Written instruction » How many of the lines here include "соответствии"? Answer with a single number.

Information given »
——————

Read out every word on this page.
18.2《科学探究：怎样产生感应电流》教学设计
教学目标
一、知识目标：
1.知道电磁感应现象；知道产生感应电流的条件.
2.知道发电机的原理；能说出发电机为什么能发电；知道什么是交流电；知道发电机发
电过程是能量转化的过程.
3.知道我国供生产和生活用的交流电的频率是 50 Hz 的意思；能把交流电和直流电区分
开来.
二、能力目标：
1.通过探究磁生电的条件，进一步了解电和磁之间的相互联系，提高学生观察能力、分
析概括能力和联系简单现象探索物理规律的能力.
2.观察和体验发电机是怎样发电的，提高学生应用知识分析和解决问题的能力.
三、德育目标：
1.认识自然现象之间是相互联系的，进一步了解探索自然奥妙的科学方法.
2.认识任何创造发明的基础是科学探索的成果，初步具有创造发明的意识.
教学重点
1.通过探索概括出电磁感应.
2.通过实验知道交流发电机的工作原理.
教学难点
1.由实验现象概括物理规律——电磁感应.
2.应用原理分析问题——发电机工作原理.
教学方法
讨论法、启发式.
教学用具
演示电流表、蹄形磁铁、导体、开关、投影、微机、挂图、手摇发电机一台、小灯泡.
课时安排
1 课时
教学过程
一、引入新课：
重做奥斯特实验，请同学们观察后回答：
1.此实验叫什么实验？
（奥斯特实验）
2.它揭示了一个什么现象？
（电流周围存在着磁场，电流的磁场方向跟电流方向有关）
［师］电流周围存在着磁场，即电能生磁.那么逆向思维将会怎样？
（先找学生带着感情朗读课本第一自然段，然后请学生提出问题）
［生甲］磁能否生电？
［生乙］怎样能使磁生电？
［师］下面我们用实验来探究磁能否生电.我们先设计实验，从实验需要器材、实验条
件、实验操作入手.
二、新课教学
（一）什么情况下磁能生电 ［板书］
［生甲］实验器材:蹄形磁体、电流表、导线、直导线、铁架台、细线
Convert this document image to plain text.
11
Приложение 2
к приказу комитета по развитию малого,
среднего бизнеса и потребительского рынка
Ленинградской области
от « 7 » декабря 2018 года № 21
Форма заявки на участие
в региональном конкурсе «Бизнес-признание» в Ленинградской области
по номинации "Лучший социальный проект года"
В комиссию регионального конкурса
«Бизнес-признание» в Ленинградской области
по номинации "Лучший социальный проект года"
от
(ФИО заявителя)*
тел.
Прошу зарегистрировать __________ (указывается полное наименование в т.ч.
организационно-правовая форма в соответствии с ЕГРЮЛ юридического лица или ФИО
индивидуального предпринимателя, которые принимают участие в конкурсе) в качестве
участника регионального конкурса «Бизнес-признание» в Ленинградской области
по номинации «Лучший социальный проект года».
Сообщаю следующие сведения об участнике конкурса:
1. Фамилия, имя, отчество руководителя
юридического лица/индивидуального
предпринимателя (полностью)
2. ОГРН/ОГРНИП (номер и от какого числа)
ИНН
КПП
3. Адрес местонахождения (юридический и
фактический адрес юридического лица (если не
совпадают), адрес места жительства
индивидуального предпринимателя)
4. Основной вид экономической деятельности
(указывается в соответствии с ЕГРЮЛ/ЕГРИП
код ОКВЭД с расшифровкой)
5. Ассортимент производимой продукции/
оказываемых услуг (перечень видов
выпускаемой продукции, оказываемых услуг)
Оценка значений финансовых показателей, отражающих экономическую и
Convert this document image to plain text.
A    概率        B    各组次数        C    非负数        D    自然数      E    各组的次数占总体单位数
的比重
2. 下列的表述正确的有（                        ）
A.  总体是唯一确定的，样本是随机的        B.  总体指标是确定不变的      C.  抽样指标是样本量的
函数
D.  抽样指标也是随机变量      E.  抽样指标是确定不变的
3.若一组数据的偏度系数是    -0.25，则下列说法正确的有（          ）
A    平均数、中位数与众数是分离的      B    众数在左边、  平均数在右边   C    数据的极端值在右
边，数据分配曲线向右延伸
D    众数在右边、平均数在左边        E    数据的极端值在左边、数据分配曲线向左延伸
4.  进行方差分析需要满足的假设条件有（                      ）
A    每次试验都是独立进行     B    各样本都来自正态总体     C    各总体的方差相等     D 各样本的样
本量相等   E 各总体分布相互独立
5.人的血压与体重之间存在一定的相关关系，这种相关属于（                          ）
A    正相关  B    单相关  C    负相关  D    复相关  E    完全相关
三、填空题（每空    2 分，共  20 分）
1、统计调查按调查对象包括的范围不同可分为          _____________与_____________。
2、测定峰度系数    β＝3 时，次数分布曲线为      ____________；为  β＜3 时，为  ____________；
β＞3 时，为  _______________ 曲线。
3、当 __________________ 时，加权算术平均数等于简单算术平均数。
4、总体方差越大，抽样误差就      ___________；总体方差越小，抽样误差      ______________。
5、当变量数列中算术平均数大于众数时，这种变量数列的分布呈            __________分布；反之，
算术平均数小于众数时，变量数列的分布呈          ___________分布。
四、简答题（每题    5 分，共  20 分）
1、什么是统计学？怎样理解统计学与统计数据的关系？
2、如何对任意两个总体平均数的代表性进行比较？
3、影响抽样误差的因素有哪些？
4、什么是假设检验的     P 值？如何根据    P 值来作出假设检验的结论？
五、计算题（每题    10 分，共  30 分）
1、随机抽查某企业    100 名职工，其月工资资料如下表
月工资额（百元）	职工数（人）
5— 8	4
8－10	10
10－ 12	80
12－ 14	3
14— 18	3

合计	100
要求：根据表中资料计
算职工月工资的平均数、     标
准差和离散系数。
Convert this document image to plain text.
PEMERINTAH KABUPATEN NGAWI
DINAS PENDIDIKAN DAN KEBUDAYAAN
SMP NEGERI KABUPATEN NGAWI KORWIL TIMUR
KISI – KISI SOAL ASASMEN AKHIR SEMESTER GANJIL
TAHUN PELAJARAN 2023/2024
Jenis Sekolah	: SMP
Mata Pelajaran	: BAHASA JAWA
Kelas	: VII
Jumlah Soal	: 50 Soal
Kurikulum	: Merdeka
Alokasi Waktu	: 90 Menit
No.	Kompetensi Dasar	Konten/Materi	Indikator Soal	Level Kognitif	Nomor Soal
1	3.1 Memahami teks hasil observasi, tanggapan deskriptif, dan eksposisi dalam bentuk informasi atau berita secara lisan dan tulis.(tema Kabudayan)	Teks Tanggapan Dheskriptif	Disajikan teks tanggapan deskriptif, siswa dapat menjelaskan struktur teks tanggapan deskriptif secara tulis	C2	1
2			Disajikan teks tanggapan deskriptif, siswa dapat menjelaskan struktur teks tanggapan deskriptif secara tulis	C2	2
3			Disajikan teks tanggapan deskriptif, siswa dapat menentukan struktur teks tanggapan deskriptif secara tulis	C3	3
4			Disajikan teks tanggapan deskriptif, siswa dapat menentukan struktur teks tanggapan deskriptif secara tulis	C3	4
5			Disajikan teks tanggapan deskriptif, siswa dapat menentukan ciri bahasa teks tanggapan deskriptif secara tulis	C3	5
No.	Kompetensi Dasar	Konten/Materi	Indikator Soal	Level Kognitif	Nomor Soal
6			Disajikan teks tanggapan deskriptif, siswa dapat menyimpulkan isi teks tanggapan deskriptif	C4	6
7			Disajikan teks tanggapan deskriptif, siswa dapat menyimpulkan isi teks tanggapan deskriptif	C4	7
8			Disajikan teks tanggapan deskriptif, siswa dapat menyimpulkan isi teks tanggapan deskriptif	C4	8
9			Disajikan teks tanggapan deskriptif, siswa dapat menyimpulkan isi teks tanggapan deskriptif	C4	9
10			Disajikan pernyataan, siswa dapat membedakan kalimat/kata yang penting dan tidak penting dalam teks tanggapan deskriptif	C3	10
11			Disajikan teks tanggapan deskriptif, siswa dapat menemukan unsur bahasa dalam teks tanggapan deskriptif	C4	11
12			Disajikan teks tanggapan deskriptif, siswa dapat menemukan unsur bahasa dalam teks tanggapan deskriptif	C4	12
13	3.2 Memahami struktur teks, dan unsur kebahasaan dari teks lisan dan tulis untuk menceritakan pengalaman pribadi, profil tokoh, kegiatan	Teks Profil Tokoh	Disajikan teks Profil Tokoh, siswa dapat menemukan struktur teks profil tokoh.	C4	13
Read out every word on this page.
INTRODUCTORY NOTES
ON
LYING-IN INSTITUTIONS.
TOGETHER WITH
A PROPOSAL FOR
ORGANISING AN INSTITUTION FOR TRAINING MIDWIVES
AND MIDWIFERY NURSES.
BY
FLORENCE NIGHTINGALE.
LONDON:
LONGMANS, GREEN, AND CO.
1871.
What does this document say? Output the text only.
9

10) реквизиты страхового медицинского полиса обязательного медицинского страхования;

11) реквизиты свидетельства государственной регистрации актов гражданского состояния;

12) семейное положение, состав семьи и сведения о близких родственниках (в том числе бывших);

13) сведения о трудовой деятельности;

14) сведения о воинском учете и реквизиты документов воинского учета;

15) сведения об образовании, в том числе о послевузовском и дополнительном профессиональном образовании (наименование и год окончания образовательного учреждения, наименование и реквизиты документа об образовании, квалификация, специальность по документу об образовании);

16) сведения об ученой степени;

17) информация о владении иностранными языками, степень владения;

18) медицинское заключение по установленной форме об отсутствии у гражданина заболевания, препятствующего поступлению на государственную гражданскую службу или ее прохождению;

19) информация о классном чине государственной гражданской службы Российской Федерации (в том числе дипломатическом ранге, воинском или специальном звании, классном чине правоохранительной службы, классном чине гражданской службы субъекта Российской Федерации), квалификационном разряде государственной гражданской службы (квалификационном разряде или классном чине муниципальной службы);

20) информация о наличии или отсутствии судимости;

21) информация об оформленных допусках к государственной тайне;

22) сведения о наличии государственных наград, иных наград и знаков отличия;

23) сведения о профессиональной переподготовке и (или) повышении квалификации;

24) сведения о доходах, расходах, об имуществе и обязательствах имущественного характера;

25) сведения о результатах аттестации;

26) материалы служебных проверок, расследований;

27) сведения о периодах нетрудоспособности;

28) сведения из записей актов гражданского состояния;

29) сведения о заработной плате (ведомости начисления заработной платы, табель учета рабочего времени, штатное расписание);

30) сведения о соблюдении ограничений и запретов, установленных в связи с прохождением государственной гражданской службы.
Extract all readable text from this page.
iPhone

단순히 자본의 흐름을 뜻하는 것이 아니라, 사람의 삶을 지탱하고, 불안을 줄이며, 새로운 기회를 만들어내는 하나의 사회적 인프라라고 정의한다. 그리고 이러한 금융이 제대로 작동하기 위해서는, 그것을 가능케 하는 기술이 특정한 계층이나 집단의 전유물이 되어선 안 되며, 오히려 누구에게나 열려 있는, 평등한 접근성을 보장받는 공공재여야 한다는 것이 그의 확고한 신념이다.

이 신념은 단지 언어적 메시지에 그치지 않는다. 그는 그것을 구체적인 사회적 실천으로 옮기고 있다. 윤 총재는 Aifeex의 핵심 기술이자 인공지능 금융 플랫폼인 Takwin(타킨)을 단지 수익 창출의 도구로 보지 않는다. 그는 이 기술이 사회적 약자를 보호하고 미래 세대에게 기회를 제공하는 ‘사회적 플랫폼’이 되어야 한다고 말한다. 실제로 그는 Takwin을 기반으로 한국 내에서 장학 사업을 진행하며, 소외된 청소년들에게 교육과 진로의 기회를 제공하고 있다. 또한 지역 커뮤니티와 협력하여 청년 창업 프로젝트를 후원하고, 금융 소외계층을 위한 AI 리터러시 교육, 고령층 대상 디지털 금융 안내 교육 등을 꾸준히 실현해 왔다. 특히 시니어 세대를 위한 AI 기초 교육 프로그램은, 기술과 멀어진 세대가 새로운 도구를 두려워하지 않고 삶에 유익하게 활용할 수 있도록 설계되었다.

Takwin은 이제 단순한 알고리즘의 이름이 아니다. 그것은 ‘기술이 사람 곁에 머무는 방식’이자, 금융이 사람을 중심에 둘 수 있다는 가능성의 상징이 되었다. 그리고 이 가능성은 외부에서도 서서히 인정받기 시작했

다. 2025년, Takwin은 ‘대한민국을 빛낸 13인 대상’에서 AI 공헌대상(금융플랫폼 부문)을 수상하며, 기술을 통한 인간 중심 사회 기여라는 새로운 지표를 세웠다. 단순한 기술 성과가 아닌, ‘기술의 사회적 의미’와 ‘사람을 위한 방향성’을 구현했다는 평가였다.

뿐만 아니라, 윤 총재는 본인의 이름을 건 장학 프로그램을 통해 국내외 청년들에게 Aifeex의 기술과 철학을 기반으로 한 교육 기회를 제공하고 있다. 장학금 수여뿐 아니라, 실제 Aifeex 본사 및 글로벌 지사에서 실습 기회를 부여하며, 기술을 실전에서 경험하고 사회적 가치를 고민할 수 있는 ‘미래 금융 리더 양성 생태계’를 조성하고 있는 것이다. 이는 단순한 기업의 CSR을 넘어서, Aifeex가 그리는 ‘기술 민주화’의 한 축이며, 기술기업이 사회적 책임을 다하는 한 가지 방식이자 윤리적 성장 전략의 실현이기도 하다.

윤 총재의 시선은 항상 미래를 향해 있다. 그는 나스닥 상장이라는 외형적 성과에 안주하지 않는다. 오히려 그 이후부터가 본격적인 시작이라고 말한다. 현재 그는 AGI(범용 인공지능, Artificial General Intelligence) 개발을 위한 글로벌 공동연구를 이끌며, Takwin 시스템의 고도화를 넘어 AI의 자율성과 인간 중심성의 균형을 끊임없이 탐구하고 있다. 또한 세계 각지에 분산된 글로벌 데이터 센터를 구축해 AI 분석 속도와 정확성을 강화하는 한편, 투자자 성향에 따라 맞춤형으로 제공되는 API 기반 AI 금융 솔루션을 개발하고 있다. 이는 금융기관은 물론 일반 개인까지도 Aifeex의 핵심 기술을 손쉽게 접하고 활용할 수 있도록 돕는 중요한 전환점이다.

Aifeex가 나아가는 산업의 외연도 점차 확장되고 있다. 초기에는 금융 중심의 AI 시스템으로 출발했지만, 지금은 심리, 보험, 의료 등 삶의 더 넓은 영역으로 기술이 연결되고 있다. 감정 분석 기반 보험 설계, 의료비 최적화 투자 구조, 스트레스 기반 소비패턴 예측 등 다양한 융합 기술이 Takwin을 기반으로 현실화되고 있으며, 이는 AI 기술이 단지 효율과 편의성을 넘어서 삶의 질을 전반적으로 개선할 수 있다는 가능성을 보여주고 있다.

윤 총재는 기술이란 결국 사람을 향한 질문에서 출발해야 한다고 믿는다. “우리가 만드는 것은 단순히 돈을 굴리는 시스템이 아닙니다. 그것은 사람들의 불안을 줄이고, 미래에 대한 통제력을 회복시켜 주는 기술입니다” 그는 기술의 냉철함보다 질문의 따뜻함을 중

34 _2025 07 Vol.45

——————

Problem solution » 2